Start of Block

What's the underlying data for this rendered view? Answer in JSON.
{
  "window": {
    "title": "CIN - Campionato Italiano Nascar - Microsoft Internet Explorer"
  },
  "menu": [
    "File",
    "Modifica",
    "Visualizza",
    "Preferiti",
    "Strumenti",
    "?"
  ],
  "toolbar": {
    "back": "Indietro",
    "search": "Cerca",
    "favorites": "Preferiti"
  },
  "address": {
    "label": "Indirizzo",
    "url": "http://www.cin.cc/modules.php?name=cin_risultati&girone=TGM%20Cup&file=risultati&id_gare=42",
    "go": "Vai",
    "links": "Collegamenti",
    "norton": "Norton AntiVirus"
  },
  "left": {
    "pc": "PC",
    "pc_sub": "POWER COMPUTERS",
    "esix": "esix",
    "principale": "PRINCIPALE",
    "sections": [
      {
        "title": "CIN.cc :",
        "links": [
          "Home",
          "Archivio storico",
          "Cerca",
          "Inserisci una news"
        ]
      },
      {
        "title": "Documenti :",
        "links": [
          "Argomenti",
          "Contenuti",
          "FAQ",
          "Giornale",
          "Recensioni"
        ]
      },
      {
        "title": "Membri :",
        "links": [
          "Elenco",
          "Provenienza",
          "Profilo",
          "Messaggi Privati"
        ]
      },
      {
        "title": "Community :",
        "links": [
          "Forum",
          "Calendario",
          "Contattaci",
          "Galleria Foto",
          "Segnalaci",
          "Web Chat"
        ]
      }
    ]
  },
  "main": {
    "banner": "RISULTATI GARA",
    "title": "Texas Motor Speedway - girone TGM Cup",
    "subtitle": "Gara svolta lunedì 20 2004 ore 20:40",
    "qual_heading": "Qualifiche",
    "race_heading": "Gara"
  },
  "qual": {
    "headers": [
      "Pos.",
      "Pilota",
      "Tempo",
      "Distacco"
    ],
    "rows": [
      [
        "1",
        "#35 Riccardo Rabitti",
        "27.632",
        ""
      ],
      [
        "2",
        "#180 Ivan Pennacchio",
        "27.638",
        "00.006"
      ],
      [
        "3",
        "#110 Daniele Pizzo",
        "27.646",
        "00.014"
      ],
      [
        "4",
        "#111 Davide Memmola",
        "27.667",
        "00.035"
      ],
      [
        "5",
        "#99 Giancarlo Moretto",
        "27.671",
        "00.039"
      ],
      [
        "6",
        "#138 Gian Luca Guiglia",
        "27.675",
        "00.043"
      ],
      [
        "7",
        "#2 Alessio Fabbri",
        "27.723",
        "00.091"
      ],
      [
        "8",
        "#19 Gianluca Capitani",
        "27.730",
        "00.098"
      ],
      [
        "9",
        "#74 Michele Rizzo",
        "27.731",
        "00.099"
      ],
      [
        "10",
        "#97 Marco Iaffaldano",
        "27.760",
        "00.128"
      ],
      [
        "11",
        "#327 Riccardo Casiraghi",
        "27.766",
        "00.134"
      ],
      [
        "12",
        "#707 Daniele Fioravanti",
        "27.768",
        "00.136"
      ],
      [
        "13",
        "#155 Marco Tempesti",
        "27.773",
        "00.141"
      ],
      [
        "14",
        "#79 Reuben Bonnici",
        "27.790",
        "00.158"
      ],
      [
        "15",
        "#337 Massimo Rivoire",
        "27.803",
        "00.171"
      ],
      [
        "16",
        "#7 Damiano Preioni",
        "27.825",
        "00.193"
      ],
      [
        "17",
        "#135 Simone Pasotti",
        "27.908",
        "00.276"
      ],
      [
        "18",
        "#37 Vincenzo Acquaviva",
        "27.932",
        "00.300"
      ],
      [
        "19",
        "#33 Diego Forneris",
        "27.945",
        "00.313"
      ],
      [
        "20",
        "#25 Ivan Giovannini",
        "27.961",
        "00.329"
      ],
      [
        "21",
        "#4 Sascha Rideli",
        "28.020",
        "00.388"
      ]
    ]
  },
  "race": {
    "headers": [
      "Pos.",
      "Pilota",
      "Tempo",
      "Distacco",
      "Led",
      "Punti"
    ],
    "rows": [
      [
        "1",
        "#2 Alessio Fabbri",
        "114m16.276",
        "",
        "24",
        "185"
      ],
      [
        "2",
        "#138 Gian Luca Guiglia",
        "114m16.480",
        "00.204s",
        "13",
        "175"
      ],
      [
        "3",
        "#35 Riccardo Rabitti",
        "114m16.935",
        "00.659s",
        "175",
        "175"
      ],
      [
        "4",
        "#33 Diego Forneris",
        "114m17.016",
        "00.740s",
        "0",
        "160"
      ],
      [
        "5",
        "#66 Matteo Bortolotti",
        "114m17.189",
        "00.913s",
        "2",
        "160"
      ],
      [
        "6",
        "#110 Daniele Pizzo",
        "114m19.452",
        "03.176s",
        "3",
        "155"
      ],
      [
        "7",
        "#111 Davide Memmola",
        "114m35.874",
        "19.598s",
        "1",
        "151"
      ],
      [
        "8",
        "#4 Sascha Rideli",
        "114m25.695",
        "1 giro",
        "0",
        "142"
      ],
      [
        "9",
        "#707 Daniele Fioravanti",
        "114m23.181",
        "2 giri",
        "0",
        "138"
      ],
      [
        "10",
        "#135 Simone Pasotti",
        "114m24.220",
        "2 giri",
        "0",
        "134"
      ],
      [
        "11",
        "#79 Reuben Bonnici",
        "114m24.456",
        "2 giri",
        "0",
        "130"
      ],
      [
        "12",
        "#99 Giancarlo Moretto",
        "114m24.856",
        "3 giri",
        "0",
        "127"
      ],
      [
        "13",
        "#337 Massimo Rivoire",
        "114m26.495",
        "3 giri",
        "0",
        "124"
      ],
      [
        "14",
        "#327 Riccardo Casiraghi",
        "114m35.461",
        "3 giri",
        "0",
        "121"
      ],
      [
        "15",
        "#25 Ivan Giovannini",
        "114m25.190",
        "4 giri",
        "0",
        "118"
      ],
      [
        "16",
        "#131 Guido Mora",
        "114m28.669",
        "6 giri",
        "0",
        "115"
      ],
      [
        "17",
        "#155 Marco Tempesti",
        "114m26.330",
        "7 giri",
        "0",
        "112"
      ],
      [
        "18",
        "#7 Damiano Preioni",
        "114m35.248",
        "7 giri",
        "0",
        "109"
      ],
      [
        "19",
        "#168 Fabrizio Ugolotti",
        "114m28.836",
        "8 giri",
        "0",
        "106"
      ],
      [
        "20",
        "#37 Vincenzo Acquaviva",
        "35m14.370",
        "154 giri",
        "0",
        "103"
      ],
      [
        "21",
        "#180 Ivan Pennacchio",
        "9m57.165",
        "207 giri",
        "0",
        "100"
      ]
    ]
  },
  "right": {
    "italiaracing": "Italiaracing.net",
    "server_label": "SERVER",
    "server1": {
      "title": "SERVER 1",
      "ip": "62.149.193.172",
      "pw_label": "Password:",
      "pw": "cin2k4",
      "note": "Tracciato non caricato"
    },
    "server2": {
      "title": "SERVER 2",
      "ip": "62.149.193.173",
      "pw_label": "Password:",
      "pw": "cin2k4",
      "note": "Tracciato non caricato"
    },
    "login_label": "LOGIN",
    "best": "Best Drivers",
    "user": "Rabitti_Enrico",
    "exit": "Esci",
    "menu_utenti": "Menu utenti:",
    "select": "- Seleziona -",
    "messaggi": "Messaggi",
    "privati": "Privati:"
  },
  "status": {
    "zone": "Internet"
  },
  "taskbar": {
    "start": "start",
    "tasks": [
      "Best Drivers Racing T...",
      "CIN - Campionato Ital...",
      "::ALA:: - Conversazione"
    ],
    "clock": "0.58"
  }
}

End of Block

--- Your objective ---
Keeping each word as given, write out the material above.

--- Solution ---
What's the underlying data for this rendered view? Answer in JSON.
{
  "window": {
    "title": "CIN - Campionato Italiano Nascar - Microsoft Internet Explorer"
  },
  "menu": [
    "File",
    "Modifica",
    "Visualizza",
    "Preferiti",
    "Strumenti",
    "?"
  ],
  "toolbar": {
    "back": "Indietro",
    "search": "Cerca",
    "favorites": "Preferiti"
  },
  "address": {
    "label": "Indirizzo",
    "url": "http://www.cin.cc/modules.php?name=cin_risultati&girone=TGM%20Cup&file=risultati&id_gare=42",
    "go": "Vai",
    "links": "Collegamenti",
    "norton": "Norton AntiVirus"
  },
  "left": {
    "pc": "PC",
    "pc_sub": "POWER COMPUTERS",
    "esix": "esix",
    "principale": "PRINCIPALE",
    "sections": [
      {
        "title": "CIN.cc :",
        "links": [
          "Home",
          "Archivio storico",
          "Cerca",
          "Inserisci una news"
        ]
      },
      {
        "title": "Documenti :",
        "links": [
          "Argomenti",
          "Contenuti",
          "FAQ",
          "Giornale",
          "Recensioni"
        ]
      },
      {
        "title": "Membri :",
        "links": [
          "Elenco",
          "Provenienza",
          "Profilo",
          "Messaggi Privati"
        ]
      },
      {
        "title": "Community :",
        "links": [
          "Forum",
          "Calendario",
          "Contattaci",
          "Galleria Foto",
          "Segnalaci",
          "Web Chat"
        ]
      }
    ]
  },
  "main": {
    "banner": "RISULTATI GARA",
    "title": "Texas Motor Speedway - girone TGM Cup",
    "subtitle": "Gara svolta lunedì 20 2004 ore 20:40",
    "qual_heading": "Qualifiche",
    "race_heading": "Gara"
  },
  "qual": {
    "headers": [
      "Pos.",
      "Pilota",
      "Tempo",
      "Distacco"
    ],
    "rows": [
      [
        "1",
        "#35 Riccardo Rabitti",
        "27.632",
        ""
      ],
      [
        "2",
        "#180 Ivan Pennacchio",
        "27.638",
        "00.006"
      ],
      [
        "3",
        "#110 Daniele Pizzo",
        "27.646",
        "00.014"
      ],
      [
        "4",
        "#111 Davide Memmola",
        "27.667",
        "00.035"
      ],
      [
        "5",
        "#99 Giancarlo Moretto",
        "27.671",
        "00.039"
      ],
      [
        "6",
        "#138 Gian Luca Guiglia",
        "27.675",
        "00.043"
      ],
      [
        "7",
        "#2 Alessio Fabbri",
        "27.723",
        "00.091"
      ],
      [
        "8",
        "#19 Gianluca Capitani",
        "27.730",
        "00.098"
      ],
      [
        "9",
        "#74 Michele Rizzo",
        "27.731",
        "00.099"
      ],
      [
        "10",
        "#97 Marco Iaffaldano",
        "27.760",
        "00.128"
      ],
      [
        "11",
        "#327 Riccardo Casiraghi",
        "27.766",
        "00.134"
      ],
      [
        "12",
        "#707 Daniele Fioravanti",
        "27.768",
        "00.136"
      ],
      [
        "13",
        "#155 Marco Tempesti",
        "27.773",
        "00.141"
      ],
      [
        "14",
        "#79 Reuben Bonnici",
        "27.790",
        "00.158"
      ],
      [
        "15",
        "#337 Massimo Rivoire",
        "27.803",
        "00.171"
      ],
      [
        "16",
        "#7 Damiano Preioni",
        "27.825",
        "00.193"
      ],
      [
        "17",
        "#135 Simone Pasotti",
        "27.908",
        "00.276"
      ],
      [
        "18",
        "#37 Vincenzo Acquaviva",
        "27.932",
        "00.300"
      ],
      [
        "19",
        "#33 Diego Forneris",
        "27.945",
        "00.313"
      ],
      [
        "20",
        "#25 Ivan Giovannini",
        "27.961",
        "00.329"
      ],
      [
        "21",
        "#4 Sascha Rideli",
        "28.020",
        "00.388"
      ]
    ]
  },
  "race": {
    "headers": [
      "Pos.",
      "Pilota",
      "Tempo",
      "Distacco",
      "Led",
      "Punti"
    ],
    "rows": [
      [
        "1",
        "#2 Alessio Fabbri",
        "114m16.276",
        "",
        "24",
        "185"
      ],
      [
        "2",
        "#138 Gian Luca Guiglia",
        "114m16.480",
        "00.204s",
        "13",
        "175"
      ],
      [
        "3",
        "#35 Riccardo Rabitti",
        "114m16.935",
        "00.659s",
        "175",
        "175"
      ],
      [
        "4",
        "#33 Diego Forneris",
        "114m17.016",
        "00.740s",
        "0",
        "160"
      ],
      [
        "5",
        "#66 Matteo Bortolotti",
        "114m17.189",
        "00.913s",
        "2",
        "160"
      ],
      [
        "6",
        "#110 Daniele Pizzo",
        "114m19.452",
        "03.176s",
        "3",
        "155"
      ],
      [
        "7",
        "#111 Davide Memmola",
        "114m35.874",
        "19.598s",
        "1",
        "151"
      ],
      [
        "8",
        "#4 Sascha Rideli",
        "114m25.695",
        "1 giro",
        "0",
        "142"
      ],
      [
        "9",
        "#707 Daniele Fioravanti",
        "114m23.181",
        "2 giri",
        "0",
        "138"
      ],
      [
        "10",
        "#135 Simone Pasotti",
        "114m24.220",
        "2 giri",
        "0",
        "134"
      ],
      [
        "11",
        "#79 Reuben Bonnici",
        "114m24.456",
        "2 giri",
        "0",
        "130"
      ],
      [
        "12",
        "#99 Giancarlo Moretto",
        "114m24.856",
        "3 giri",
        "0",
        "127"
      ],
      [
        "13",
        "#337 Massimo Rivoire",
        "114m26.495",
        "3 giri",
        "0",
        "124"
      ],
      [
        "14",
        "#327 Riccardo Casiraghi",
        "114m35.461",
        "3 giri",
        "0",
        "121"
      ],
      [
        "15",
        "#25 Ivan Giovannini",
        "114m25.190",
        "4 giri",
        "0",
        "118"
      ],
      [
        "16",
        "#131 Guido Mora",
        "114m28.669",
        "6 giri",
        "0",
        "115"
      ],
      [
        "17",
        "#155 Marco Tempesti",
        "114m26.330",
        "7 giri",
        "0",
        "112"
      ],
      [
        "18",
        "#7 Damiano Preioni",
        "114m35.248",
        "7 giri",
        "0",
        "109"
      ],
      [
        "19",
        "#168 Fabrizio Ugolotti",
        "114m28.836",
        "8 giri",
        "0",
        "106"
      ],
      [
        "20",
        "#37 Vincenzo Acquaviva",
        "35m14.370",
        "154 giri",
        "0",
        "103"
      ],
      [
        "21",
        "#180 Ivan Pennacchio",
        "9m57.165",
        "207 giri",
        "0",
        "100"
      ]
    ]
  },
  "right": {
    "italiaracing": "Italiaracing.net",
    "server_label": "SERVER",
    "server1": {
      "title": "SERVER 1",
      "ip": "62.149.193.172",
      "pw_label": "Password:",
      "pw": "cin2k4",
      "note": "Tracciato non caricato"
    },
    "server2": {
      "title": "SERVER 2",
      "ip": "62.149.193.173",
      "pw_label": "Password:",
      "pw": "cin2k4",
      "note": "Tracciato non caricato"
    },
    "login_label": "LOGIN",
    "best": "Best Drivers",
    "user": "Rabitti_Enrico",
    "exit": "Esci",
    "menu_utenti": "Menu utenti:",
    "select": "- Seleziona -",
    "messaggi": "Messaggi",
    "privati": "Privati:"
  },
  "status": {
    "zone": "Internet"
  },
  "taskbar": {
    "start": "start",
    "tasks": [
      "Best Drivers Racing T...",
      "CIN - Campionato Ital...",
      "::ALA:: - Conversazione"
    ],
    "clock": "0.58"
  }
}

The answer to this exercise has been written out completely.